■ **Direction**
Read the lines below. Copy out any that hold the string "Nasi".
>> START
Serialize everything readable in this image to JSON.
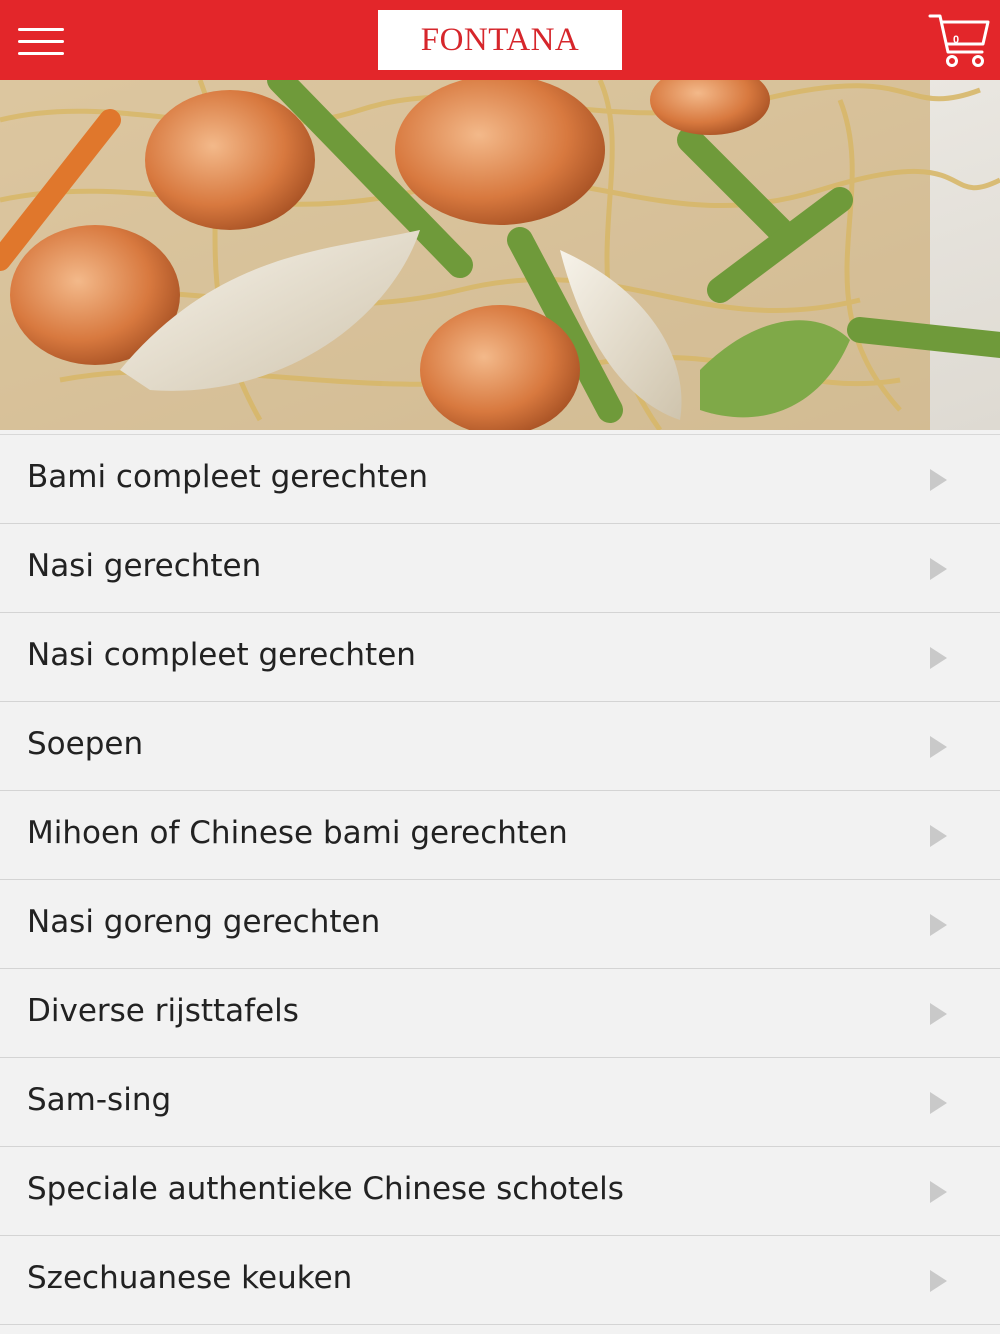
{
  "header": {
    "brand": "FONTANA",
    "cart_count": "0",
    "menu_icon": "hamburger-icon",
    "cart_icon": "cart-icon",
    "bar_color": "#e3262a"
  },
  "hero": {
    "image": "stir-fried noodles with shrimp and vegetables"
  },
  "categories": [
    {
      "label": "Bami compleet gerechten"
    },
    {
      "label": "Nasi gerechten"
    },
    {
      "label": "Nasi compleet gerechten"
    },
    {
      "label": "Soepen"
    },
    {
      "label": "Mihoen of Chinese bami gerechten"
    },
    {
      "label": "Nasi goreng gerechten"
    },
    {
      "label": "Diverse rijsttafels"
    },
    {
      "label": "Sam-sing"
    },
    {
      "label": "Speciale authentieke Chinese schotels"
    },
    {
      "label": "Szechuanese keuken"
    }
  ]
}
>> END
■ **Exercise response**
      "label": "Nasi gerechten"
      "label": "Nasi compleet gerechten"
      "label": "Nasi goreng gerechten"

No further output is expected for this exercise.